Chart and figure data:

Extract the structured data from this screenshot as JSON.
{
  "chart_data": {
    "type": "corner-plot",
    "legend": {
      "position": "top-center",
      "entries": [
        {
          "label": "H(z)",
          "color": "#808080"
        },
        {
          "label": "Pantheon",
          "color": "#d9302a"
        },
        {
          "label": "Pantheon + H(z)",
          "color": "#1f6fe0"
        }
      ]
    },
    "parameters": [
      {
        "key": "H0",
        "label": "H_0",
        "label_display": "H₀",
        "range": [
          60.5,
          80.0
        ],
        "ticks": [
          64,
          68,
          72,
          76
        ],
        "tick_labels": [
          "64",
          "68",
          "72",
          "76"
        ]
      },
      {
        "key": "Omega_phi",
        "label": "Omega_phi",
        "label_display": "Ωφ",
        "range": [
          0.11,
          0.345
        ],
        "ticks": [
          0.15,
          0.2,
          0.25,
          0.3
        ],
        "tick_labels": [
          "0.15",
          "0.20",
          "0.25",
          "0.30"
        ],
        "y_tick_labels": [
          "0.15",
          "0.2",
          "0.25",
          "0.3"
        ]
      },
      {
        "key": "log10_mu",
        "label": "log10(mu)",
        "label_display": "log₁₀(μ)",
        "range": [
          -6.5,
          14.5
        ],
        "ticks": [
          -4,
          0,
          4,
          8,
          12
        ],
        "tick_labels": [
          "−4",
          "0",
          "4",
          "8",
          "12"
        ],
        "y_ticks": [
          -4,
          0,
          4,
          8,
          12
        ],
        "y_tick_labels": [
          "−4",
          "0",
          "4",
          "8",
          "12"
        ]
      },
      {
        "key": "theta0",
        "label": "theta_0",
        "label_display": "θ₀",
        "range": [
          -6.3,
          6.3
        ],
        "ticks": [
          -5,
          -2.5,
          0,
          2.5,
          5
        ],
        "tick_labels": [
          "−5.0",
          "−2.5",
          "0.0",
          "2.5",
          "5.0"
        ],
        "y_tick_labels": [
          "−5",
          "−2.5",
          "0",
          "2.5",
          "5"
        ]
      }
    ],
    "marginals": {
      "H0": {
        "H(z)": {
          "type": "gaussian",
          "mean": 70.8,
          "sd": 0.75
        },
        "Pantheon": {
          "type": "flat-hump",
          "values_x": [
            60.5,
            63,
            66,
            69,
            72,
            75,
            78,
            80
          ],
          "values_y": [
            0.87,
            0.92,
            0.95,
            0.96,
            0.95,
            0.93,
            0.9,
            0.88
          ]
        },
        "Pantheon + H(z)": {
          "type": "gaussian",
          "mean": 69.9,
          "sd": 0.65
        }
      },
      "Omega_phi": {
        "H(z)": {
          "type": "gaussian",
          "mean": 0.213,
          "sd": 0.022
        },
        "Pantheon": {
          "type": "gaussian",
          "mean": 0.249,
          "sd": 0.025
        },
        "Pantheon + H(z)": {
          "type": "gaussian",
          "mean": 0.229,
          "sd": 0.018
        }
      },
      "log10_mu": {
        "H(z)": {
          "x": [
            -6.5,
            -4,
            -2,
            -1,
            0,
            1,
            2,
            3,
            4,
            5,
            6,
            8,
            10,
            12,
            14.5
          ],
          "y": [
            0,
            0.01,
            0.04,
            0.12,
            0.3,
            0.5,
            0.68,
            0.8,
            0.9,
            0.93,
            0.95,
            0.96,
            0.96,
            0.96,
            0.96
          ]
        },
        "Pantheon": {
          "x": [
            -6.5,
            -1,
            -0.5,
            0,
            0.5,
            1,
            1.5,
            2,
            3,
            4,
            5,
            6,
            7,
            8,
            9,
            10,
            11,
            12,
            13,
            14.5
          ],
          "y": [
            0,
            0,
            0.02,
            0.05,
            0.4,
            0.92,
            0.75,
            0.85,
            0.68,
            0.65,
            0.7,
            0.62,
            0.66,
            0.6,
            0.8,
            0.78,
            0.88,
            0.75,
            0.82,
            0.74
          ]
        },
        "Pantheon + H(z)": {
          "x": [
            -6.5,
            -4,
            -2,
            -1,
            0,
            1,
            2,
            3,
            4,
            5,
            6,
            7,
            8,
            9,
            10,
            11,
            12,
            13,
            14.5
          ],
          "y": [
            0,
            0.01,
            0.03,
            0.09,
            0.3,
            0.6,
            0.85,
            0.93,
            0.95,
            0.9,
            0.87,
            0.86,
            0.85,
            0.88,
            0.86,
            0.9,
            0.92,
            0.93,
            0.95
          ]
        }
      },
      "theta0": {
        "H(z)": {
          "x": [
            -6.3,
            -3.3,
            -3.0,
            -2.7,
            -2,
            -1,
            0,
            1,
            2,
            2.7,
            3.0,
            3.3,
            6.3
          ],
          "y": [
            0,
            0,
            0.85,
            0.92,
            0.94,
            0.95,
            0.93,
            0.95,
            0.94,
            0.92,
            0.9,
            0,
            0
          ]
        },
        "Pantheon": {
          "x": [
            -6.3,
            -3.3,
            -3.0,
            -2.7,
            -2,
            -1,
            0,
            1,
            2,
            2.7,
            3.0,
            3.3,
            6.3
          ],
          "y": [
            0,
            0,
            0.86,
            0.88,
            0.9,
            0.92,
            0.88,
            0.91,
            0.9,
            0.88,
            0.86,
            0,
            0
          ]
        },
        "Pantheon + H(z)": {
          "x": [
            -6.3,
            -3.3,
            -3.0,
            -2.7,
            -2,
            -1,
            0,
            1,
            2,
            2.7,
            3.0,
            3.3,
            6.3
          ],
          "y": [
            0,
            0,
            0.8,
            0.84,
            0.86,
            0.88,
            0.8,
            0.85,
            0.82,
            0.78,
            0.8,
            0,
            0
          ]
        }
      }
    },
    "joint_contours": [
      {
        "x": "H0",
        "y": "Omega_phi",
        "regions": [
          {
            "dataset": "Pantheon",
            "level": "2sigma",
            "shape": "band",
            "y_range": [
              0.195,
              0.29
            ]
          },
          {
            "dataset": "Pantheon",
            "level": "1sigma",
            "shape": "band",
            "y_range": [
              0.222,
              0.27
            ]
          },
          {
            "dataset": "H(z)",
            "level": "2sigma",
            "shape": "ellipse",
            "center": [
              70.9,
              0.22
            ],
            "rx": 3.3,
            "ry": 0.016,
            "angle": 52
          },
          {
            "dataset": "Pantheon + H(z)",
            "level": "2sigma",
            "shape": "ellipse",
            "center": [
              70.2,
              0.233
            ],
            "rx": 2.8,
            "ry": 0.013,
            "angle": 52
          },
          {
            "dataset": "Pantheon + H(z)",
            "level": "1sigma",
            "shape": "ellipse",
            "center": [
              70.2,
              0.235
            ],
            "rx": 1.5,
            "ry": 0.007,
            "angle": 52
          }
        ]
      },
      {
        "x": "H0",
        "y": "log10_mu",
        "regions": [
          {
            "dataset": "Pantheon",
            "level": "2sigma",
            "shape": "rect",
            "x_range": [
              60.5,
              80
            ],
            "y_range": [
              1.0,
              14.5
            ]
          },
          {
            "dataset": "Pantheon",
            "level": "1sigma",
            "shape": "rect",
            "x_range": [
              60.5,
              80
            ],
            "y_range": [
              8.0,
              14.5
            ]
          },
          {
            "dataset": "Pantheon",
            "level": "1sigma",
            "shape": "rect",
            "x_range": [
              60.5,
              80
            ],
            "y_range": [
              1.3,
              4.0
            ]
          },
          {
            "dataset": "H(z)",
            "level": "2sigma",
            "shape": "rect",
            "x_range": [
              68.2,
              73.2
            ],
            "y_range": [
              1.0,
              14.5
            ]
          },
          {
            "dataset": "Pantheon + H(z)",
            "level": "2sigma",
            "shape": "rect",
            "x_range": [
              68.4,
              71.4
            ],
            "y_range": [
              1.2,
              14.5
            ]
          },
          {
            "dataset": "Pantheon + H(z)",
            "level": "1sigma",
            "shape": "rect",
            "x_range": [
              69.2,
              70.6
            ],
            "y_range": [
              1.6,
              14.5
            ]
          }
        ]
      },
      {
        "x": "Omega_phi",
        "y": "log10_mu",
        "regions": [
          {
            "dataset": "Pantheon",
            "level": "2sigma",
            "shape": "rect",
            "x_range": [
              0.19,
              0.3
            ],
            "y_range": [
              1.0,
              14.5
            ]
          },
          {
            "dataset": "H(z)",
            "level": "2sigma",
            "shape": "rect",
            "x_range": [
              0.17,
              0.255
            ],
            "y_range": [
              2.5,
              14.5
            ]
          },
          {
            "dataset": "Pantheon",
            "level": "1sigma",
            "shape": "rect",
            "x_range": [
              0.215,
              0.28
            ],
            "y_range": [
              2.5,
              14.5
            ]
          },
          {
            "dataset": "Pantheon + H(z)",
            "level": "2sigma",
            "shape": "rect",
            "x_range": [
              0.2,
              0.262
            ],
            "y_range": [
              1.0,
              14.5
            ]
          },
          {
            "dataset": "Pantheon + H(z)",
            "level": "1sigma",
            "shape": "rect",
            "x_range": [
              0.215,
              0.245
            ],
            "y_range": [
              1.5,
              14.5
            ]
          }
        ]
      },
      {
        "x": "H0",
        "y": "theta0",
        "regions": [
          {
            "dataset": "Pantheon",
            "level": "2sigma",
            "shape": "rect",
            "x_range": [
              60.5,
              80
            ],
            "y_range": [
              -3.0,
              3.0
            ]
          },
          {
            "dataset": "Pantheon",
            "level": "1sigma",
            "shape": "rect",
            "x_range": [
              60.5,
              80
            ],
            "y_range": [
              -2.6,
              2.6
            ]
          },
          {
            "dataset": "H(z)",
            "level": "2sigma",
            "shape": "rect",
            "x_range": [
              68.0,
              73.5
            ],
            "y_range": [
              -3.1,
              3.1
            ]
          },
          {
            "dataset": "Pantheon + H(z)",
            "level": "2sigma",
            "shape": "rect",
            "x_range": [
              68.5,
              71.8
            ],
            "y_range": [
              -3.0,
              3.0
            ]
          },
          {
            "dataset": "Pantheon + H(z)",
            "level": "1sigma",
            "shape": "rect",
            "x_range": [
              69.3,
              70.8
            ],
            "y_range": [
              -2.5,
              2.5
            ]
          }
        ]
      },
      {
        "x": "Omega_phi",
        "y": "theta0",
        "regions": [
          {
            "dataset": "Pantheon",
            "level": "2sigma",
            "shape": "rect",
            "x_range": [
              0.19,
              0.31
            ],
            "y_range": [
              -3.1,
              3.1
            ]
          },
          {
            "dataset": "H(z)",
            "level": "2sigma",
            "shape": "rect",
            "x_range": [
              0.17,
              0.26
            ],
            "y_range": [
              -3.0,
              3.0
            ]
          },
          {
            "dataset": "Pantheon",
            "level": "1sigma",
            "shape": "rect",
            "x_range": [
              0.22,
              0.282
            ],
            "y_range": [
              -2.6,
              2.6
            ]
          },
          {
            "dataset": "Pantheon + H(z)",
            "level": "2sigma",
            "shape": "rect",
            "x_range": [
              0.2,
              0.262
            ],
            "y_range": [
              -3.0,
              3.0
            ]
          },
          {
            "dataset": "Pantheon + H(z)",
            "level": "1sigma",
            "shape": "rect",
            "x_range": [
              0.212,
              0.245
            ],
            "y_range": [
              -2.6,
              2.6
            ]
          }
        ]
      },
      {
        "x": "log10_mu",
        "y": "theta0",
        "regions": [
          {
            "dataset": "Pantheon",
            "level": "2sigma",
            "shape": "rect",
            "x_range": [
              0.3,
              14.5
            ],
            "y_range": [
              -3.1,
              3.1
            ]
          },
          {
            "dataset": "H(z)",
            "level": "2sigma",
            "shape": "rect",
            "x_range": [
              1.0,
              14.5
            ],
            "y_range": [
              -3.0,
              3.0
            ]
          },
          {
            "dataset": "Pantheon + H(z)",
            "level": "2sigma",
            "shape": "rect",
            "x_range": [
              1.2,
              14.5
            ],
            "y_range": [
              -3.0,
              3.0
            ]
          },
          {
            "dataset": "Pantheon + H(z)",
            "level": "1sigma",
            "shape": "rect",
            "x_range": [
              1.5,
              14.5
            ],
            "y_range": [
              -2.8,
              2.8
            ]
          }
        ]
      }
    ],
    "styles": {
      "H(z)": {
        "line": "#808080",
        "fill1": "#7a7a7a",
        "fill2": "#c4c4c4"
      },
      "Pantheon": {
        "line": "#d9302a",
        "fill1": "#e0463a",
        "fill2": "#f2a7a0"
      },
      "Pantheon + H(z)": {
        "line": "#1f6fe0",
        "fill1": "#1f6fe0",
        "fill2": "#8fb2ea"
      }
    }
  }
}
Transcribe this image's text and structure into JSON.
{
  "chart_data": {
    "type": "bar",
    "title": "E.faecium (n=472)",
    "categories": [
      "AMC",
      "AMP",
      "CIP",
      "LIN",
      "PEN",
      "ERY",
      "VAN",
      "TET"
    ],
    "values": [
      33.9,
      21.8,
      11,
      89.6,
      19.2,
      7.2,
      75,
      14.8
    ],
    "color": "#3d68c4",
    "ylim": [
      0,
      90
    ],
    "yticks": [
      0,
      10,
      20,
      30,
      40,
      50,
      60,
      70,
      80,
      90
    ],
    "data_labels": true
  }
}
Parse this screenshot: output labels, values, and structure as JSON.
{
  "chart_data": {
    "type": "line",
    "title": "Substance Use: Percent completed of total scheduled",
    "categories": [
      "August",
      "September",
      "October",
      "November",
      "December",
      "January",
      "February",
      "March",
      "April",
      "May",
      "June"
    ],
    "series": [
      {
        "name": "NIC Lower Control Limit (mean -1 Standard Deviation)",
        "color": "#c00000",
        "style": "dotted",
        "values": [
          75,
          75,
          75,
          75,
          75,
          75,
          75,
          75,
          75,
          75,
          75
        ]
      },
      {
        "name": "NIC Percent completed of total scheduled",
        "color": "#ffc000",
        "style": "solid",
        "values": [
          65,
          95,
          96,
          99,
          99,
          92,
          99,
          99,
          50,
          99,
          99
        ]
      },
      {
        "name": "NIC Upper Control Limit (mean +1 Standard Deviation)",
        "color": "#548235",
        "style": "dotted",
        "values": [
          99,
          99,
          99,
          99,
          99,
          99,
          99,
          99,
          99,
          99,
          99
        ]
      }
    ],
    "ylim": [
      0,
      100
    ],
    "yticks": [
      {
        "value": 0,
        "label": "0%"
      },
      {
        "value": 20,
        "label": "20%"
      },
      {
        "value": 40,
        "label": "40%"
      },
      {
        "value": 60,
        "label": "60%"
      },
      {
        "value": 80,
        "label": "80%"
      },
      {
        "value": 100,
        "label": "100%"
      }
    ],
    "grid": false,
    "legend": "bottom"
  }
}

Written problem - Write out each line of the data that holds the string "JSON".

Written solution -
Extract the structured data from this screenshot as JSON.
Transcribe this image's text and structure into JSON.
Parse this screenshot: output labels, values, and structure as JSON.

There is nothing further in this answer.